▶ _Description of the task_:
Transcribe the full listing exactly, and drop every picture.

▶ _Given entries_:
•••••
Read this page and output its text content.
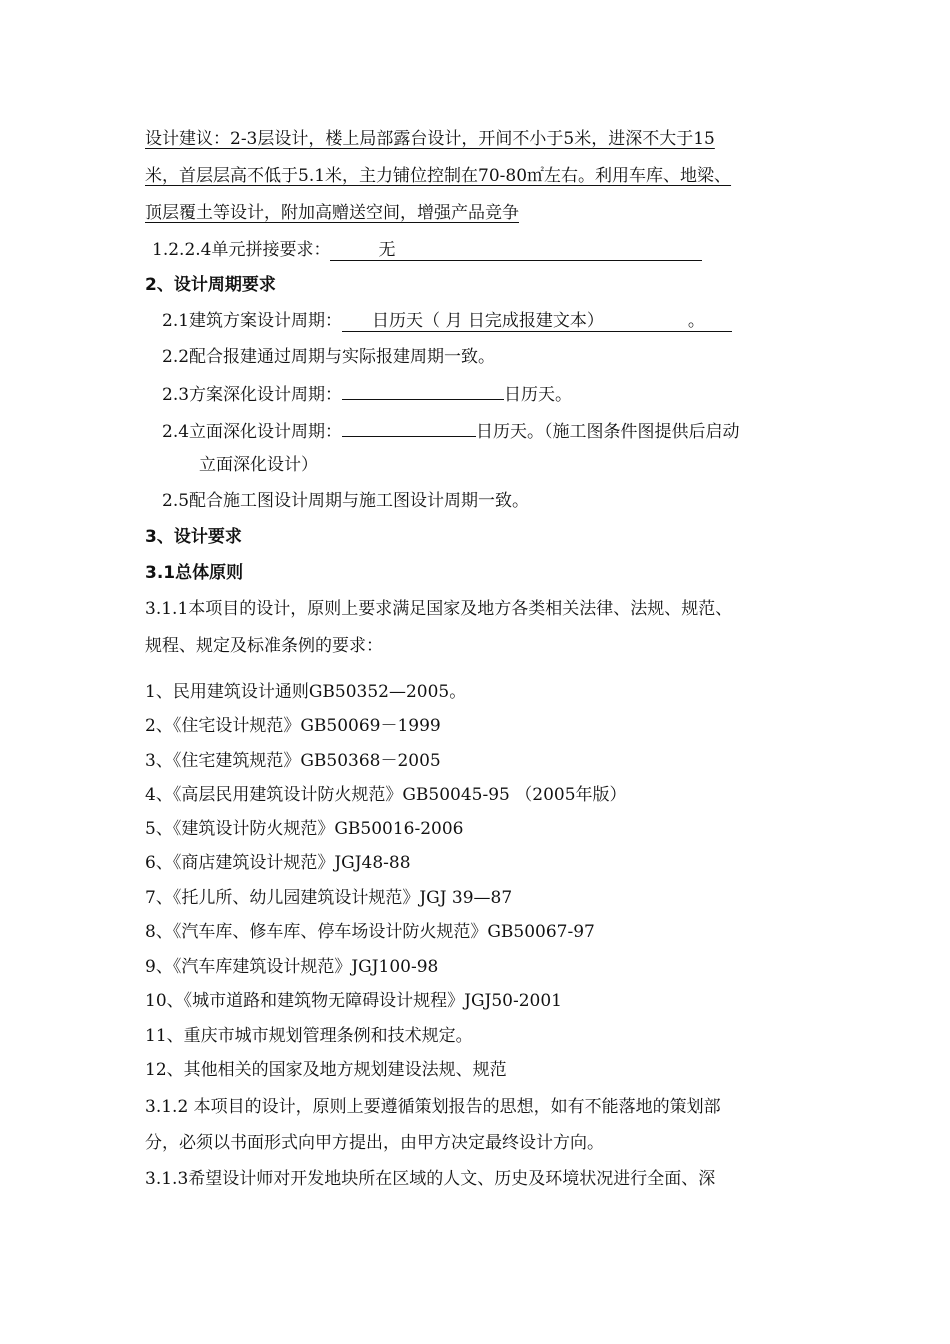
设计建议：2-3层设计，楼上局部露台设计，开间不小于5米，进深不大于15
米，首层层高不低于5.1米，主力铺位控制在70-80㎡左右。利用车库、地梁、
顶层覆土等设计，附加高赠送空间，增强产品竞争
1.2.2.4单元拼接要求：	无
2、设计周期要求
2.1建筑方案设计周期： 日历天（ 月 日完成报建文本）	。
2.2配合报建通过周期与实际报建周期一致。
2.3方案深化设计周期：	日历天。
2.4立面深化设计周期：	日历天。（施工图条件图提供后启动
立面深化设计）
2.5配合施工图设计周期与施工图设计周期一致。
3、设计要求
3.1总体原则
3.1.1本项目的设计，原则上要求满足国家及地方各类相关法律、法规、规范、
规程、规定及标准条例的要求：
1、民用建筑设计通则GB50352—2005。
2、《住宅设计规范》GB50069－1999
3、《住宅建筑规范》GB50368－2005
4、《高层民用建筑设计防火规范》GB50045-95 （2005年版）
5、《建筑设计防火规范》GB50016-2006
6、《商店建筑设计规范》JGJ48-88
7、《托儿所、幼儿园建筑设计规范》JGJ 39—87
8、《汽车库、修车库、停车场设计防火规范》GB50067-97
9、《汽车库建筑设计规范》JGJ100-98
10、《城市道路和建筑物无障碍设计规程》JGJ50-2001
11、重庆市城市规划管理条例和技术规定。
12、其他相关的国家及地方规划建设法规、规范
3.1.2 本项目的设计，原则上要遵循策划报告的思想，如有不能落地的策划部
分，必须以书面形式向甲方提出，由甲方决定最终设计方向。
3.1.3希望设计师对开发地块所在区域的人文、历史及环境状况进行全面、深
•••••
▶ _Answer to the task_:
Read this page and output its text content.
设计建议：2-3层设计，楼上局部露台设计，开间不小于5米，进深不大于15
米，首层层高不低于5.1米，主力铺位控制在70-80㎡左右。利用车库、地梁、
顶层覆土等设计，附加高赠送空间，增强产品竞争
1.2.2.4单元拼接要求：	无
2、设计周期要求
2.1建筑方案设计周期： 日历天（ 月 日完成报建文本）	。
2.2配合报建通过周期与实际报建周期一致。
2.3方案深化设计周期：	日历天。
2.4立面深化设计周期：	日历天。（施工图条件图提供后启动
立面深化设计）
2.5配合施工图设计周期与施工图设计周期一致。
3、设计要求
3.1总体原则
3.1.1本项目的设计，原则上要求满足国家及地方各类相关法律、法规、规范、
规程、规定及标准条例的要求：
1、民用建筑设计通则GB50352—2005。
2、《住宅设计规范》GB50069－1999
3、《住宅建筑规范》GB50368－2005
4、《高层民用建筑设计防火规范》GB50045-95 （2005年版）
5、《建筑设计防火规范》GB50016-2006
6、《商店建筑设计规范》JGJ48-88
7、《托儿所、幼儿园建筑设计规范》JGJ 39—87
8、《汽车库、修车库、停车场设计防火规范》GB50067-97
9、《汽车库建筑设计规范》JGJ100-98
10、《城市道路和建筑物无障碍设计规程》JGJ50-2001
11、重庆市城市规划管理条例和技术规定。
12、其他相关的国家及地方规划建设法规、规范
3.1.2 本项目的设计，原则上要遵循策划报告的思想，如有不能落地的策划部
分，必须以书面形式向甲方提出，由甲方决定最终设计方向。
3.1.3希望设计师对开发地块所在区域的人文、历史及环境状况进行全面、深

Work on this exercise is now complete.